-- Aim --
Scan the entries below and extract each line with the word "content" in it.

-- Records to use --
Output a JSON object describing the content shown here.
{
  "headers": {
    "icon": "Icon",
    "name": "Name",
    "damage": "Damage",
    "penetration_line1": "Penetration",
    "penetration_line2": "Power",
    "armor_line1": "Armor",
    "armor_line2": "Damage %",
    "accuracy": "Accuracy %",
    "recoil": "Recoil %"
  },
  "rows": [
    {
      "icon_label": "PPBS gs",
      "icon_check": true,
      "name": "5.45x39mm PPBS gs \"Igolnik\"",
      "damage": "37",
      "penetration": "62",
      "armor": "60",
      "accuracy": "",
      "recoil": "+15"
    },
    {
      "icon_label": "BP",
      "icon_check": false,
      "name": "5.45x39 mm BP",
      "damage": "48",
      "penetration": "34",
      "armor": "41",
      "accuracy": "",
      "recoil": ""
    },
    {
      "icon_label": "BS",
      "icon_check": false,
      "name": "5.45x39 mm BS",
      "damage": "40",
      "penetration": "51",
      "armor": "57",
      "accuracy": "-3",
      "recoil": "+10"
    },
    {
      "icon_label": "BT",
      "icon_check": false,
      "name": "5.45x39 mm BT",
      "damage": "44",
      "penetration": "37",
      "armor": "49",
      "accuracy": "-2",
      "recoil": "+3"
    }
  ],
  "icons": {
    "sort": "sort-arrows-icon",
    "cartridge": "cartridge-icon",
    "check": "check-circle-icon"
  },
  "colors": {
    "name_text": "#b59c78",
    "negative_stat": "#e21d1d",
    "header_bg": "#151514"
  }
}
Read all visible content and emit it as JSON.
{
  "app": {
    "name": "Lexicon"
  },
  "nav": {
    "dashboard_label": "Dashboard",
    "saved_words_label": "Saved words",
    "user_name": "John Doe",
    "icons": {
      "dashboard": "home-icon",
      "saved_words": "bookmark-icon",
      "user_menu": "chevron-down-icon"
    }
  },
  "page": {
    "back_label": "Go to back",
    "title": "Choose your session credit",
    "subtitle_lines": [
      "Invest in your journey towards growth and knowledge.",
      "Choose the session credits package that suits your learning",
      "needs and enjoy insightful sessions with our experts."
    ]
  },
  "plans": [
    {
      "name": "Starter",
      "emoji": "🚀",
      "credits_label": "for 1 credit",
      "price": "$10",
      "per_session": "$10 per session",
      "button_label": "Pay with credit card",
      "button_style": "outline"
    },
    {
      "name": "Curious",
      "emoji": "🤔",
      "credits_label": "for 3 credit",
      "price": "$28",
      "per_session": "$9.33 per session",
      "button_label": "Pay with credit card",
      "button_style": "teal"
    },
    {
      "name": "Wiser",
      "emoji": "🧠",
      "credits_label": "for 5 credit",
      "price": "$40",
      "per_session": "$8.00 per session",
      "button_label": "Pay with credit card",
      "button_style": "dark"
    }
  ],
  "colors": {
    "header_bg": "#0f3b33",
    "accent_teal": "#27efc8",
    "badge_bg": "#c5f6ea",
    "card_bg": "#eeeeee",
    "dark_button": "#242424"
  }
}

-- Output --
Output a JSON object describing the content shown here.
Read all visible content and emit it as JSON.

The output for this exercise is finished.